[start DATA SUPPLIED]

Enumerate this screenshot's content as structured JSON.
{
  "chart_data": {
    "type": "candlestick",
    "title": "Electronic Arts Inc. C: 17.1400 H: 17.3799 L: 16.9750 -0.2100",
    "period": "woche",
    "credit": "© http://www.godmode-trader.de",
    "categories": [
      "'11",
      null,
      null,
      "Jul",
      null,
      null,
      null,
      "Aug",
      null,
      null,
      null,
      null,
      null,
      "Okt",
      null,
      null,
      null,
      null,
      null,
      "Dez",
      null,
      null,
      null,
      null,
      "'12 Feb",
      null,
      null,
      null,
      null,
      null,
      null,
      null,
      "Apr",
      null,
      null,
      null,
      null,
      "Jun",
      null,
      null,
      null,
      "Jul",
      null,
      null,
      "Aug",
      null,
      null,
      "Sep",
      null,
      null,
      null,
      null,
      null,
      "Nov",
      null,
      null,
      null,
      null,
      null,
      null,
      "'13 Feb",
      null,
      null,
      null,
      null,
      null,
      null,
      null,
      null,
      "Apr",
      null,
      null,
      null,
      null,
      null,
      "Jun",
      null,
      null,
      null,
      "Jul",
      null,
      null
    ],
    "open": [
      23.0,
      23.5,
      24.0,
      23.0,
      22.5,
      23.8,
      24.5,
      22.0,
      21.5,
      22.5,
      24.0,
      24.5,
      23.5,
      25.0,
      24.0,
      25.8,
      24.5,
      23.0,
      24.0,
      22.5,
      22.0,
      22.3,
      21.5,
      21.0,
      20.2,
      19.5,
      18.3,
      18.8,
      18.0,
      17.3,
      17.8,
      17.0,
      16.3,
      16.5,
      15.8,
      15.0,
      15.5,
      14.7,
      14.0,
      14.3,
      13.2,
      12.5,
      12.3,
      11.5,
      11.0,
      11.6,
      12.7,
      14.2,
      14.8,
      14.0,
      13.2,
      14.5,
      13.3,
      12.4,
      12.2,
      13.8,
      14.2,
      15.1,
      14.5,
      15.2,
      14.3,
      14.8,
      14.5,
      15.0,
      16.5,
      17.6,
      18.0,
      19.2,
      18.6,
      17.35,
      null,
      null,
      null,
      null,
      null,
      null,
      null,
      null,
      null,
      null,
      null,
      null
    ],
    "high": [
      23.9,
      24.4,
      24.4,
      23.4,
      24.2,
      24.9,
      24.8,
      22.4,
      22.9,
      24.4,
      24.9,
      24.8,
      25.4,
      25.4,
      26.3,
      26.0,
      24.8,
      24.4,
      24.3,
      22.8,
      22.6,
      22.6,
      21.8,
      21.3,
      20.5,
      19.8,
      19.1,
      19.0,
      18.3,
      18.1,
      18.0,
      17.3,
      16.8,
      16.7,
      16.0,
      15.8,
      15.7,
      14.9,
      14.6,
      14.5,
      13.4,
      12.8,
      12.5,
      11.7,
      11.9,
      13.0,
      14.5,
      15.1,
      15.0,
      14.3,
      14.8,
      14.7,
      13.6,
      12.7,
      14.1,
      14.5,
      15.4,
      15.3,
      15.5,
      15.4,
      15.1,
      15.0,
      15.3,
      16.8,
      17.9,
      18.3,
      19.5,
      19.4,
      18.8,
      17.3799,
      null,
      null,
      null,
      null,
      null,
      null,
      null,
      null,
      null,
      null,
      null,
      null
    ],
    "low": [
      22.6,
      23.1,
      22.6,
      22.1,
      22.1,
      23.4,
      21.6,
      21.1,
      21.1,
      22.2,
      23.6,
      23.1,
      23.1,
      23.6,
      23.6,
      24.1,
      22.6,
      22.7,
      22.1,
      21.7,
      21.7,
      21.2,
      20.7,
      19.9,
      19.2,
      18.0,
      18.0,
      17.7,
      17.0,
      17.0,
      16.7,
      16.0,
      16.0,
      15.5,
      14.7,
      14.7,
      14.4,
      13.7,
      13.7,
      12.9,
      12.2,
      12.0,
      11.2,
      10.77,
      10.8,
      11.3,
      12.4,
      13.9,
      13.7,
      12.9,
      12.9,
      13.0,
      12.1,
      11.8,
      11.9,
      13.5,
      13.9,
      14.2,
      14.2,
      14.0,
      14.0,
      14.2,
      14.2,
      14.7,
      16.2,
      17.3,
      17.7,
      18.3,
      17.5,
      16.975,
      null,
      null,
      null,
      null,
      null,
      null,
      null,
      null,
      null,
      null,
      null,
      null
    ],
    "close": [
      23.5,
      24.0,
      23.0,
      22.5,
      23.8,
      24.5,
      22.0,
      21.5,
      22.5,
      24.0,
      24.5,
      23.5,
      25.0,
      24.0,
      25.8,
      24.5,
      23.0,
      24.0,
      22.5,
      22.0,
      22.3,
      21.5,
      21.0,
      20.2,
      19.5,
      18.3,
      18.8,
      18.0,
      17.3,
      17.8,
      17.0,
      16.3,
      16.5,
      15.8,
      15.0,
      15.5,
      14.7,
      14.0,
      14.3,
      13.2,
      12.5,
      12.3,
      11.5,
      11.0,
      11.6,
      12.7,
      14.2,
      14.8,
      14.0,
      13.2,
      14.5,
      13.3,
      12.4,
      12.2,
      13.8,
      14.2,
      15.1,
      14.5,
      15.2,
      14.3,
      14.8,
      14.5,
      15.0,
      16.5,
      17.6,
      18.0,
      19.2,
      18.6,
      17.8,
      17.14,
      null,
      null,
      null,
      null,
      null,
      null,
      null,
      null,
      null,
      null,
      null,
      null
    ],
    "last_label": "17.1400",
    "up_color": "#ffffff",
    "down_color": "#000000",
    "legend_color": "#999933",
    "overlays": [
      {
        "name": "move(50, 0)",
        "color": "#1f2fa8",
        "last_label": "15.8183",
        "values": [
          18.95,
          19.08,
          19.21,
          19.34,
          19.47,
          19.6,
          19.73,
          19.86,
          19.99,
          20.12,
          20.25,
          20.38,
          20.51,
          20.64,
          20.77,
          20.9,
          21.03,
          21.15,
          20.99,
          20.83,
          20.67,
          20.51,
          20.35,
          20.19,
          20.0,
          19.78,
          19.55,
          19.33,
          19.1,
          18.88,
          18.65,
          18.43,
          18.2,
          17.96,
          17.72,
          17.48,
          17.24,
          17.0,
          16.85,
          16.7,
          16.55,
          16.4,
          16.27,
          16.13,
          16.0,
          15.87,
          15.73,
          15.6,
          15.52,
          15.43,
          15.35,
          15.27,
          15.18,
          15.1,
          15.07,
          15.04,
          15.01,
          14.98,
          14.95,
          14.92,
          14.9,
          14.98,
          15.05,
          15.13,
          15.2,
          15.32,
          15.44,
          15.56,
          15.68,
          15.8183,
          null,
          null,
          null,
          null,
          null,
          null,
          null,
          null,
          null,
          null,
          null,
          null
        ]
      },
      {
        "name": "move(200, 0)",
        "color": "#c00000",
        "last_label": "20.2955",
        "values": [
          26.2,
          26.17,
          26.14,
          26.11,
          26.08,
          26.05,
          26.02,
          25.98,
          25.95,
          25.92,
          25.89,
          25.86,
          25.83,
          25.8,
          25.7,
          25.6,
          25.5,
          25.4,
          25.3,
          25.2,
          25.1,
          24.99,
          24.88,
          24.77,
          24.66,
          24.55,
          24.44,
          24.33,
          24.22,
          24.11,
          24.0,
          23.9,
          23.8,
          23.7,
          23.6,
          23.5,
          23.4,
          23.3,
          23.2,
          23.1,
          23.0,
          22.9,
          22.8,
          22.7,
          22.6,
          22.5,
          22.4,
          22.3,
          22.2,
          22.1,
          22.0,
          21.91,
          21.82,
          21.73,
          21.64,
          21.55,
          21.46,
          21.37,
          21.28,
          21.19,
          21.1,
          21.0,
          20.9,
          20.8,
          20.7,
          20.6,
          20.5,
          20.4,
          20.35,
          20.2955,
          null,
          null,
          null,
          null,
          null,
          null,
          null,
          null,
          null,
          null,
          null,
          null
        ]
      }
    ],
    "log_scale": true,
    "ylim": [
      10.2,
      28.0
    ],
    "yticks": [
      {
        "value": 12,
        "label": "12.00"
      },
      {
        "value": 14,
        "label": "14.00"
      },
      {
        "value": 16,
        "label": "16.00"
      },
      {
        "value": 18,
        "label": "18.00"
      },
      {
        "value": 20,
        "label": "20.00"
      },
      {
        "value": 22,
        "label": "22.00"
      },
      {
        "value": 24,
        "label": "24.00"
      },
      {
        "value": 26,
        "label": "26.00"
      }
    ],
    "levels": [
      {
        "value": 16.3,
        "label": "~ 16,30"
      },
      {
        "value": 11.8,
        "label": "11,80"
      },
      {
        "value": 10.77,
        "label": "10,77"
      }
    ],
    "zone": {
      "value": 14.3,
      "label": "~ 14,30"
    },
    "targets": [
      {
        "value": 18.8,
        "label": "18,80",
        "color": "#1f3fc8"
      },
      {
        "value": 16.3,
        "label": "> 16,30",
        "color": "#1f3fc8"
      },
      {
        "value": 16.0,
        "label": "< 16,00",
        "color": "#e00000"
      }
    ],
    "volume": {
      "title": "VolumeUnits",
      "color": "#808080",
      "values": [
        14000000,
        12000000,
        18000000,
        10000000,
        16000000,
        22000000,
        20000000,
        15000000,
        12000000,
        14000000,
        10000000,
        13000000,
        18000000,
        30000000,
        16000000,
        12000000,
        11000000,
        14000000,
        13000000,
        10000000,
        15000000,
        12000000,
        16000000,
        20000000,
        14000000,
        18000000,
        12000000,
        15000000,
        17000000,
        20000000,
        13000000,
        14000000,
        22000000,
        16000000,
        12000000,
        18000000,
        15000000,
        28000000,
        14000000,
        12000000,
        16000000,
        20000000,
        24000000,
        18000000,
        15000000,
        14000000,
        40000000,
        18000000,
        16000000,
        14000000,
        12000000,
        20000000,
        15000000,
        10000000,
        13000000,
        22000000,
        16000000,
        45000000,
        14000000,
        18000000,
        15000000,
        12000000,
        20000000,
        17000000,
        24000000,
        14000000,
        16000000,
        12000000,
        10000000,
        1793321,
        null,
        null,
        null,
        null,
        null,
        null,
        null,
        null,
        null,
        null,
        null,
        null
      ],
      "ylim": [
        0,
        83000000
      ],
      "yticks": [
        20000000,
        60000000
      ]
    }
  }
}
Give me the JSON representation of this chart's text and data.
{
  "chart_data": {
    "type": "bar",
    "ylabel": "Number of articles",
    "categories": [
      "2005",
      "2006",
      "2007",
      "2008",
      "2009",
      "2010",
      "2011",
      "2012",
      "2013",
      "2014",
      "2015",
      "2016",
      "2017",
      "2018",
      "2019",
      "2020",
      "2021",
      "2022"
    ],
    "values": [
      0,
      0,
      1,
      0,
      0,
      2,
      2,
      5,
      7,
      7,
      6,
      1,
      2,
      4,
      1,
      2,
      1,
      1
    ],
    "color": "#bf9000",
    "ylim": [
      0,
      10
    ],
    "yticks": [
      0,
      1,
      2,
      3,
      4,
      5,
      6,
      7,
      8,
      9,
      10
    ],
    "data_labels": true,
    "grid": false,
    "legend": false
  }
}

[end DATA SUPPLIED]

● **GIVEN PROBLEM**
State the number of lines in the data that include the string "JSON", and add nothing else.

● **TASK SOLUTION**
2